---------- THE RECORDS ----------
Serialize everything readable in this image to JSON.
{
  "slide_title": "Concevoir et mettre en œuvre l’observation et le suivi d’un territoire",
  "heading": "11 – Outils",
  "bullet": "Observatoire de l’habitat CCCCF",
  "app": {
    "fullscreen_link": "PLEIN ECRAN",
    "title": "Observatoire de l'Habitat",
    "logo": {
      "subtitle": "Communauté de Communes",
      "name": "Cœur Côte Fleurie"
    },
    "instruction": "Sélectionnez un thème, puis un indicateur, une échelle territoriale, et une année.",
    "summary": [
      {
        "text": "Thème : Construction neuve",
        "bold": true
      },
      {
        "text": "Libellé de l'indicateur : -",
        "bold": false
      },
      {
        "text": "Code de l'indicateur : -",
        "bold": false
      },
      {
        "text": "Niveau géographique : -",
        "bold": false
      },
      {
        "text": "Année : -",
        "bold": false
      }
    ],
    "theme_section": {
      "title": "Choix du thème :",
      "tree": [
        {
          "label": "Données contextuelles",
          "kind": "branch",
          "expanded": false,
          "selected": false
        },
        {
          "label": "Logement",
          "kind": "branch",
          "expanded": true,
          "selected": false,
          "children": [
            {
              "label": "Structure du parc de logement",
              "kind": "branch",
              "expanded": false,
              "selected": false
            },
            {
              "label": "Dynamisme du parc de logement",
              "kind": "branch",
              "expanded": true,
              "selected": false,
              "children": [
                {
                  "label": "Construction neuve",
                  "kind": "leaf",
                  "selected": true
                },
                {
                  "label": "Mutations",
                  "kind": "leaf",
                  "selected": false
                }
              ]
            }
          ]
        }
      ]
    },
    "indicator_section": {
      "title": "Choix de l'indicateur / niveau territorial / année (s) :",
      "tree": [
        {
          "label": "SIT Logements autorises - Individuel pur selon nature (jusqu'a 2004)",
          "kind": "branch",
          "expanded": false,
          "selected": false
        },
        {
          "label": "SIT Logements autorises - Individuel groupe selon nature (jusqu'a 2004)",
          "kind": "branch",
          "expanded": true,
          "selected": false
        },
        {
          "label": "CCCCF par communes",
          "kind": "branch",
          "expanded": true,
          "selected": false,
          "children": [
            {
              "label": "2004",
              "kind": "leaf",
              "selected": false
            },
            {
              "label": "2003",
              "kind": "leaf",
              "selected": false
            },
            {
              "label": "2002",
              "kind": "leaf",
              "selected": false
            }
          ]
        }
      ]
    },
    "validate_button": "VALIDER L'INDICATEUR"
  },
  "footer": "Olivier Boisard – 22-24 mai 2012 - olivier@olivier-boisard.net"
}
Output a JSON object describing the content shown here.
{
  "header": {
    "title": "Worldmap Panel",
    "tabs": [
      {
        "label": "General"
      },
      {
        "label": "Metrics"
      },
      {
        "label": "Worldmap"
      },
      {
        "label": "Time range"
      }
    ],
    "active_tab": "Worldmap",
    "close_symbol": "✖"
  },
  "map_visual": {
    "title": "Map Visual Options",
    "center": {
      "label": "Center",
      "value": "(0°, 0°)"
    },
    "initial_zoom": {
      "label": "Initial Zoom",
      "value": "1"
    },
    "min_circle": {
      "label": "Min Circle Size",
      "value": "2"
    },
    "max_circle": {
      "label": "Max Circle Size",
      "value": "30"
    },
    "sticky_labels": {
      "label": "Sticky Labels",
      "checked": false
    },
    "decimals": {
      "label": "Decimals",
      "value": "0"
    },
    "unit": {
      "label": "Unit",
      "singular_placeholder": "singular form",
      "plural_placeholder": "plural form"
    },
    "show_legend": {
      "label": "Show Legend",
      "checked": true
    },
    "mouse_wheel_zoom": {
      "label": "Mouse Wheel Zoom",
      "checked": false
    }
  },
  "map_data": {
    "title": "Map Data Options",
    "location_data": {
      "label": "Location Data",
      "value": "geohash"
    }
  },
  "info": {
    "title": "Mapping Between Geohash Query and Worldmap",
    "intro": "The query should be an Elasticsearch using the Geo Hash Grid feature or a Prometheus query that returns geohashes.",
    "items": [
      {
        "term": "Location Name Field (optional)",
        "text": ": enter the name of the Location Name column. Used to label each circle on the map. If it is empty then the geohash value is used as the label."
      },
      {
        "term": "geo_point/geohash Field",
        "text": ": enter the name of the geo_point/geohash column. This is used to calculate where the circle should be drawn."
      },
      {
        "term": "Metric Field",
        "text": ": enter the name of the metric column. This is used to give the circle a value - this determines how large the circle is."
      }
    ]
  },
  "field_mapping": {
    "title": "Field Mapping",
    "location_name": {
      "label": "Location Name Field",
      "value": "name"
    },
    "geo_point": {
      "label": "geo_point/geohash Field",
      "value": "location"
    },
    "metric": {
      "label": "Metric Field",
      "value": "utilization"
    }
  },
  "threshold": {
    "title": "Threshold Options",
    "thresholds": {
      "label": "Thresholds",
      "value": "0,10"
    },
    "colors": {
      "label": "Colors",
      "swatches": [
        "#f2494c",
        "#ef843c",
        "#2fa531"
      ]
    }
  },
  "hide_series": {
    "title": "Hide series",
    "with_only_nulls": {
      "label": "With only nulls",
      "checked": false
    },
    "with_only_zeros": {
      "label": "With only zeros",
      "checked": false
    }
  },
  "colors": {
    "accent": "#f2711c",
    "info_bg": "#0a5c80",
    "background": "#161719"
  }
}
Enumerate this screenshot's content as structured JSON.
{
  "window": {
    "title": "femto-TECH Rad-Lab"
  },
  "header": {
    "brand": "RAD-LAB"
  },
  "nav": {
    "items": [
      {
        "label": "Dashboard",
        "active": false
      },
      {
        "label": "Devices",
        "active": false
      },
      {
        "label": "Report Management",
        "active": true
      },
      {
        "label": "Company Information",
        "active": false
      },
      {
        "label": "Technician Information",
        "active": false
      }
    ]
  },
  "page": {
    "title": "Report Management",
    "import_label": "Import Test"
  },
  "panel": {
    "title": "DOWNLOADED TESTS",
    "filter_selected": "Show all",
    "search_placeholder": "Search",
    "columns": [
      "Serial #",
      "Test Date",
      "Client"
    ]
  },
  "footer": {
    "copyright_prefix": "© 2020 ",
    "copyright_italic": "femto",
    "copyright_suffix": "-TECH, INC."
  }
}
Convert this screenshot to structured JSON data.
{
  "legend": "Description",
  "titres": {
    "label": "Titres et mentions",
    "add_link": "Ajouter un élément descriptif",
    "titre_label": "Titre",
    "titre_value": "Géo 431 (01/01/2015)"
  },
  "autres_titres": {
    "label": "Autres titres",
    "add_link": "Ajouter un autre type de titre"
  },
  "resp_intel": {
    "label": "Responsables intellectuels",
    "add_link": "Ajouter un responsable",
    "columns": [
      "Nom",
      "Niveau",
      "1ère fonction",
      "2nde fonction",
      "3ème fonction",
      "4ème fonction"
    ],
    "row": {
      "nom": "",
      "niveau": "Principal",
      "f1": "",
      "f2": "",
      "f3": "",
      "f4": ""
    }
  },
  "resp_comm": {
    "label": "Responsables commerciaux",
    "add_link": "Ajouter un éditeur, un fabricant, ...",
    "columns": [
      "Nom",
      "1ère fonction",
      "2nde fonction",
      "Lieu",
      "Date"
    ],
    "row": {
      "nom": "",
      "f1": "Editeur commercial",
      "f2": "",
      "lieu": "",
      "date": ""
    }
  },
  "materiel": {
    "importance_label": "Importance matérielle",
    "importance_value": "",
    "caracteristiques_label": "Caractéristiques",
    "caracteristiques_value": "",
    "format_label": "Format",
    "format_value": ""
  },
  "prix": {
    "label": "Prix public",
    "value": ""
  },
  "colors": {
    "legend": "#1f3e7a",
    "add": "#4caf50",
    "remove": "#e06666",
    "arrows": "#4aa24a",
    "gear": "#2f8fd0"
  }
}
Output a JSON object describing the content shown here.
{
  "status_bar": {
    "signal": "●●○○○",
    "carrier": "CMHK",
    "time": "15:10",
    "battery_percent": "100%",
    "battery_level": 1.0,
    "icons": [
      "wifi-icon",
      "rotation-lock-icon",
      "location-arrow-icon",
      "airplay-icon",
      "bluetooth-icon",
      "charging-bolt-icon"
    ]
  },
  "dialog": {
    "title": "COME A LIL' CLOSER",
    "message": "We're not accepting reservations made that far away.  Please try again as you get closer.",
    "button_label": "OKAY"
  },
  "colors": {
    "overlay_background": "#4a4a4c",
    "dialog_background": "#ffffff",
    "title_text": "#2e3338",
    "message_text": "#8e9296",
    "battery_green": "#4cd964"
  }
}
----------
### TASK TO CARRY OUT
Show all lines from the records above where the word "CCCCF" occurs.

### COMPLETED TASK
  "bullet": "Observatoire de l’habitat CCCCF",
          "label": "CCCCF par communes",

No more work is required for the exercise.